Exercise
Please copy every line of the records below that holds the word "papel".

Entries from a page text dataset:
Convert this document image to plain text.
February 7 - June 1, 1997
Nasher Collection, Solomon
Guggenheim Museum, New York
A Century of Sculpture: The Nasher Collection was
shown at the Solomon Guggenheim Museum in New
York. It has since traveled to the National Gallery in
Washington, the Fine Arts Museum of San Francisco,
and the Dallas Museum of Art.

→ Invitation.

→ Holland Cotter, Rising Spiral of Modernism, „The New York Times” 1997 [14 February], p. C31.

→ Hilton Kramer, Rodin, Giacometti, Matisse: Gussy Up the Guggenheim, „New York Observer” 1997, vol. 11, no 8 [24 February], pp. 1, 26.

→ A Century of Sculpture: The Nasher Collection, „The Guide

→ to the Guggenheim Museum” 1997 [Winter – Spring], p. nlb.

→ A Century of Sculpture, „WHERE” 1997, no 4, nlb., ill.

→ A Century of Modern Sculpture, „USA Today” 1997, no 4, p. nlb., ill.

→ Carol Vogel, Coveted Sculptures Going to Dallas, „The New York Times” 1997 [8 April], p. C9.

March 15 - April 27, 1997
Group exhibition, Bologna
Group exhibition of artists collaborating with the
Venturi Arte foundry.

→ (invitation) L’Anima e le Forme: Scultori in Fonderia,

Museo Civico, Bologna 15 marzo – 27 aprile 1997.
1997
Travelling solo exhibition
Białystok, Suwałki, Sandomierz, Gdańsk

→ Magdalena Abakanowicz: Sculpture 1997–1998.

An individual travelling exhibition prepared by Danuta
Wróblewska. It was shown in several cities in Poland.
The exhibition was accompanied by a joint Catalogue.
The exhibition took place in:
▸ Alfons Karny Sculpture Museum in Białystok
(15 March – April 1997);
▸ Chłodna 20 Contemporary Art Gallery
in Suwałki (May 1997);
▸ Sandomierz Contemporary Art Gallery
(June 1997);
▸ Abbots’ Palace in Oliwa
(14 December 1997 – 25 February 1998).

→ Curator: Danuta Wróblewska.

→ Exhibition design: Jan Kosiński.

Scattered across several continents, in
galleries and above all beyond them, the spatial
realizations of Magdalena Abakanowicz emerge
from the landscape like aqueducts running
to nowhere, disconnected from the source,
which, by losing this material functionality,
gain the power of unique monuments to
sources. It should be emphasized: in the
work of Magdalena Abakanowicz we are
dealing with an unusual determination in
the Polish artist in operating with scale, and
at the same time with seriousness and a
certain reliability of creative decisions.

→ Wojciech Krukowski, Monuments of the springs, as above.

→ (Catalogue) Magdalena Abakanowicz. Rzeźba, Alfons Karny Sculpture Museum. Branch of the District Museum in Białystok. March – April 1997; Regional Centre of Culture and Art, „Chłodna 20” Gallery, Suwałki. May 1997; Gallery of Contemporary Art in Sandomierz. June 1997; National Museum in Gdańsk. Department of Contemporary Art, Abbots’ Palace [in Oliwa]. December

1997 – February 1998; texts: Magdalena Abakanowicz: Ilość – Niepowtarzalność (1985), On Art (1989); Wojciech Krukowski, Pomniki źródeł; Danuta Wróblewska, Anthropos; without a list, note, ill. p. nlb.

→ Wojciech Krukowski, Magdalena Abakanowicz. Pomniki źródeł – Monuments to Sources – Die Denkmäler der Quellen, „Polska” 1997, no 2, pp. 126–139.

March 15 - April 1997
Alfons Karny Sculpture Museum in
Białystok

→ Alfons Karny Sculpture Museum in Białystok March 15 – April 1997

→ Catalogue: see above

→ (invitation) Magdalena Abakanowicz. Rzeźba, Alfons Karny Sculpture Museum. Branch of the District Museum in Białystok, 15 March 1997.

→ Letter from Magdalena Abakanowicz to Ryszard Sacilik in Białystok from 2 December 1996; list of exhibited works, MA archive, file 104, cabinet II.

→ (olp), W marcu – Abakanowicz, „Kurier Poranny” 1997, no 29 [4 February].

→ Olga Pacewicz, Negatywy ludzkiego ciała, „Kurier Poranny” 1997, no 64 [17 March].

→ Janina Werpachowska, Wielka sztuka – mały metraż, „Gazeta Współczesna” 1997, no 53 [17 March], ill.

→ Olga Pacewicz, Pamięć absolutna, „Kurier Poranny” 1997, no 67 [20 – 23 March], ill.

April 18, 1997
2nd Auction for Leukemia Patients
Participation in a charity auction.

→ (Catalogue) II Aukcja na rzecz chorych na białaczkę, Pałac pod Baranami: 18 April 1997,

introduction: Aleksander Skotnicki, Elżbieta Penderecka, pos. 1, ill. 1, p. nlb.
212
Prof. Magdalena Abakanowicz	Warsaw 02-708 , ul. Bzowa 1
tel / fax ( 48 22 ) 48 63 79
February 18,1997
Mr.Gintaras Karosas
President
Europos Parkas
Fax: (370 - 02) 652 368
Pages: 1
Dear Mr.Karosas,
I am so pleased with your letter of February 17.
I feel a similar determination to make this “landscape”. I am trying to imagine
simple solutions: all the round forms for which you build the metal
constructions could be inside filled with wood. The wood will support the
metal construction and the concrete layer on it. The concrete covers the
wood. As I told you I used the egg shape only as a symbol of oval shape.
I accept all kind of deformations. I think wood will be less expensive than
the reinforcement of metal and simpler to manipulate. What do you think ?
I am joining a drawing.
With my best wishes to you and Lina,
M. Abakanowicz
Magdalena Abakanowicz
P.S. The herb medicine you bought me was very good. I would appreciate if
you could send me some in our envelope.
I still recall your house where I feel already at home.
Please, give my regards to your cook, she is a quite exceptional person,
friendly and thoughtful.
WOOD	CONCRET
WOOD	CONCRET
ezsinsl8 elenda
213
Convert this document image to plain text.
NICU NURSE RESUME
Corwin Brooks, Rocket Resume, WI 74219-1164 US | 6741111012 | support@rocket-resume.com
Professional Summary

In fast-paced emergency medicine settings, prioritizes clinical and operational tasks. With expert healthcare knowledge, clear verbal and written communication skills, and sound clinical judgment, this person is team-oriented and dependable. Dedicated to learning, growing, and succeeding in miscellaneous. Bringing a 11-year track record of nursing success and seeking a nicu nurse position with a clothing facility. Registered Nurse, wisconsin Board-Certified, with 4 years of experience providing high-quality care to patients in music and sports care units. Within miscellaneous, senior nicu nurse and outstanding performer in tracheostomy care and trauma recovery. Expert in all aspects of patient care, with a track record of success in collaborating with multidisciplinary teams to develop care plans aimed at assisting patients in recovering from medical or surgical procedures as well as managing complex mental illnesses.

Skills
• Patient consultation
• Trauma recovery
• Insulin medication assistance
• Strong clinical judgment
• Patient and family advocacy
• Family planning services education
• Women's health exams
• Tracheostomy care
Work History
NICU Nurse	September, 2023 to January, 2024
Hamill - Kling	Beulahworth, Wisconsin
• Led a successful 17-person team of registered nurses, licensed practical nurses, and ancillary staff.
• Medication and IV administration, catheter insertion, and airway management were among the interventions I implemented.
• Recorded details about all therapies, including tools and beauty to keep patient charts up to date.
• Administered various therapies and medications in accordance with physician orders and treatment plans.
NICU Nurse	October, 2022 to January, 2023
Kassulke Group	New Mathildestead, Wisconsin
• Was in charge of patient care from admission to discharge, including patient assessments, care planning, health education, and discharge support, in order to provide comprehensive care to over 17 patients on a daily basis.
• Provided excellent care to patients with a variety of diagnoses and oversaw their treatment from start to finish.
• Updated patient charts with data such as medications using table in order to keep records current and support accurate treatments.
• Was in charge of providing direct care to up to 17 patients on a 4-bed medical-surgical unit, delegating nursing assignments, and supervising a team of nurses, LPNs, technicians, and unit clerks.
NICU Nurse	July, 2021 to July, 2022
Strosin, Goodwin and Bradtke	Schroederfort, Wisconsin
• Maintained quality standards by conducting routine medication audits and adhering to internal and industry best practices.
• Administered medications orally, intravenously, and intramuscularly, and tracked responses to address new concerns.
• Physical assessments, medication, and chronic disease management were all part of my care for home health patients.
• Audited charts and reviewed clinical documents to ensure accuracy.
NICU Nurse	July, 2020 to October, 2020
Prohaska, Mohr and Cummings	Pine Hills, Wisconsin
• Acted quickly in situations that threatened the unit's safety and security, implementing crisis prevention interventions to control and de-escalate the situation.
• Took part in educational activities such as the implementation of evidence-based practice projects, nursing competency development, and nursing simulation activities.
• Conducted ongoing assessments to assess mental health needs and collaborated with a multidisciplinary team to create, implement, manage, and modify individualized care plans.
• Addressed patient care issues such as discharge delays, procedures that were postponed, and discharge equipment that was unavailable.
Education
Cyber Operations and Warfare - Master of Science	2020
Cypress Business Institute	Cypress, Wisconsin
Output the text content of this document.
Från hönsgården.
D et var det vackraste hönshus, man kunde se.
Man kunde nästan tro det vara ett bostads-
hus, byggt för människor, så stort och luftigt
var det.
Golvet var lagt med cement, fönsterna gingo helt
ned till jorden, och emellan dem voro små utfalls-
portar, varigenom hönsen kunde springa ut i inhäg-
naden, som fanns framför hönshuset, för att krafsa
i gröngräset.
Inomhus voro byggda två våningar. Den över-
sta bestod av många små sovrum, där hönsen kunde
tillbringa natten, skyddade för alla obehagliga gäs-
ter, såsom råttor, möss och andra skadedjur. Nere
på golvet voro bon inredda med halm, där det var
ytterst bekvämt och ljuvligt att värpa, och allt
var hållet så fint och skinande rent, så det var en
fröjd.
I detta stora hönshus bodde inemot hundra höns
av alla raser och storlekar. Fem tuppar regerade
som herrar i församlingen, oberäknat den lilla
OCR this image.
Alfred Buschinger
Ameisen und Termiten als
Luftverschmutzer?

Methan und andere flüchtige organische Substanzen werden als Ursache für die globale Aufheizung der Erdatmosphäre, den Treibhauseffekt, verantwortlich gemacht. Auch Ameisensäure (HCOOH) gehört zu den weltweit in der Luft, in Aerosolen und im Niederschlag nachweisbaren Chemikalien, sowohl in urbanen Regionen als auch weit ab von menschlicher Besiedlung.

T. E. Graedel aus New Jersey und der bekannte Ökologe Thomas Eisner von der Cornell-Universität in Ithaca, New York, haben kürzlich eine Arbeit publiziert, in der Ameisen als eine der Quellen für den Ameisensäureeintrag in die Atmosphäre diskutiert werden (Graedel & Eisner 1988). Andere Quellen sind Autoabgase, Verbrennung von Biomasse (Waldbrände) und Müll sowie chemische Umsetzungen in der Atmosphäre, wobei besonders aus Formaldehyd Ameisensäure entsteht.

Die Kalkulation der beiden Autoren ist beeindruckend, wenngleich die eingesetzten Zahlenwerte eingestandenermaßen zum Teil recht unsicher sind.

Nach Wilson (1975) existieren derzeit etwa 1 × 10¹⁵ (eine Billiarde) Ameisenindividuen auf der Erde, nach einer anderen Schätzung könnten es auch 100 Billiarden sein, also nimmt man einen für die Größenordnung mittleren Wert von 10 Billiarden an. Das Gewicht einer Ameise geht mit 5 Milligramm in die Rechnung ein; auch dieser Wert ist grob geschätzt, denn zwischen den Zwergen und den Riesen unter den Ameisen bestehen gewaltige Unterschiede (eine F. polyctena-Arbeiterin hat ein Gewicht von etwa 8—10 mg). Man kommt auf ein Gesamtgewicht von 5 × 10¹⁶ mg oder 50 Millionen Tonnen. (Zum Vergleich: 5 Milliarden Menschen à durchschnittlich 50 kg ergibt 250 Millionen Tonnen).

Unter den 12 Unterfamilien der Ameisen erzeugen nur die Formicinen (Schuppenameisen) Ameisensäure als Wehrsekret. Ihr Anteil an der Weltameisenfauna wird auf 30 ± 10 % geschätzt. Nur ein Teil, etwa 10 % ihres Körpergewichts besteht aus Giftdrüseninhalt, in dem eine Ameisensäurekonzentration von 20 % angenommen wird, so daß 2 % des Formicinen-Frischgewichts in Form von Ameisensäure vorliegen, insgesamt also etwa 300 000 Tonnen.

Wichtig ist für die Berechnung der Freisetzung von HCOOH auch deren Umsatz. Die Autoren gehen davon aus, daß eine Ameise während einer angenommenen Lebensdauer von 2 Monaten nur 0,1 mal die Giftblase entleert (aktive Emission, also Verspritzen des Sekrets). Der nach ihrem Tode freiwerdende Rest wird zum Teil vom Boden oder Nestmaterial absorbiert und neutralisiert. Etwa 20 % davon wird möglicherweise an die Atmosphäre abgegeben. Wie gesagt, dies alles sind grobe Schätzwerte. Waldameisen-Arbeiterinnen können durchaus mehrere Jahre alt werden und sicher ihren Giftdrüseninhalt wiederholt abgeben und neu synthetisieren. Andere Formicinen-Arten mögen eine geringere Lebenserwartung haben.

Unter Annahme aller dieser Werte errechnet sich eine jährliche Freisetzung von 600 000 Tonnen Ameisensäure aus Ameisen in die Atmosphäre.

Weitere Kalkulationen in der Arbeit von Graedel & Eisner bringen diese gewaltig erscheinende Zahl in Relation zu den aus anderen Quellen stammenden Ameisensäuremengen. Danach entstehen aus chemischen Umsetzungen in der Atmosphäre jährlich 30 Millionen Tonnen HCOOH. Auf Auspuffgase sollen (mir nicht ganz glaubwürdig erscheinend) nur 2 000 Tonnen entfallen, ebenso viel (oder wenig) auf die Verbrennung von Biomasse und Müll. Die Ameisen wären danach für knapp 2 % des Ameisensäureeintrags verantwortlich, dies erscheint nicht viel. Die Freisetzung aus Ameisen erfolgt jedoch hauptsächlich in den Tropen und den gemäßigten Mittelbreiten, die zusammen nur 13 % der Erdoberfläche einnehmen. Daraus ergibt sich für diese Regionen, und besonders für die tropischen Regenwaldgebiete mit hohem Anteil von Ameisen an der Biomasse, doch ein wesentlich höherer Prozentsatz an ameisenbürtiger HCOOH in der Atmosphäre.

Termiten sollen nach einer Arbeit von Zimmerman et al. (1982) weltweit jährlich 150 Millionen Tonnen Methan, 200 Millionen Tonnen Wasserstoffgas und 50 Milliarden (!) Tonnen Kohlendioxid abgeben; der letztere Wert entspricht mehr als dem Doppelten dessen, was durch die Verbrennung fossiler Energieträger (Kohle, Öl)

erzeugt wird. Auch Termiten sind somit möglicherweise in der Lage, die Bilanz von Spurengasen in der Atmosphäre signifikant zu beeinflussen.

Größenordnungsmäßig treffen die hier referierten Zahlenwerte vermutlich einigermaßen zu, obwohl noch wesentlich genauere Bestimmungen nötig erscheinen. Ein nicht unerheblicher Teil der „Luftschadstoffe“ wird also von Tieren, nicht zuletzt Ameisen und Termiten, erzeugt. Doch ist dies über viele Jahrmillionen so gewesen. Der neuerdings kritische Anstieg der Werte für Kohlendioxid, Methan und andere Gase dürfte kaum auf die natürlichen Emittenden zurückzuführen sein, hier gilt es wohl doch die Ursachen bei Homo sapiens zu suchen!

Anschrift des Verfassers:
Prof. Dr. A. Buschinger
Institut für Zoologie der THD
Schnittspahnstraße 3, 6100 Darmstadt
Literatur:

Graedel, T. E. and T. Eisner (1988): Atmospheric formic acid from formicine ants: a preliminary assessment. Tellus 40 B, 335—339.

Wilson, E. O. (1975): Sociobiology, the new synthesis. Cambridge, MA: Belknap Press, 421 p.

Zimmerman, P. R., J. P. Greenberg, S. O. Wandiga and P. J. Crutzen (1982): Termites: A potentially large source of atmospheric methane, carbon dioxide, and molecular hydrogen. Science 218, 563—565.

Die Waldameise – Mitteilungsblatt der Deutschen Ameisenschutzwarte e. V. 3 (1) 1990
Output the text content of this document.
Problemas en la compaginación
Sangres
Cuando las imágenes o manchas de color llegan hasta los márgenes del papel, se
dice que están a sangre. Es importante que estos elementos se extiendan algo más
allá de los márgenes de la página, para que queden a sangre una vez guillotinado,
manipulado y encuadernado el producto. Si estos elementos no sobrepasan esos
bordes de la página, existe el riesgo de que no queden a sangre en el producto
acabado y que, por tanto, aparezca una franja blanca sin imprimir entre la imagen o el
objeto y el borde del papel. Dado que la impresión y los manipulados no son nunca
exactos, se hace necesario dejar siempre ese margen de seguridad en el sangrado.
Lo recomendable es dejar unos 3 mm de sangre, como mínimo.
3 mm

Answer space
Cuando las imágenes o manchas de color llegan hasta los márgenes del papel, se
objeto y el borde del papel. Dado que la impresión y los manipulados no son nunca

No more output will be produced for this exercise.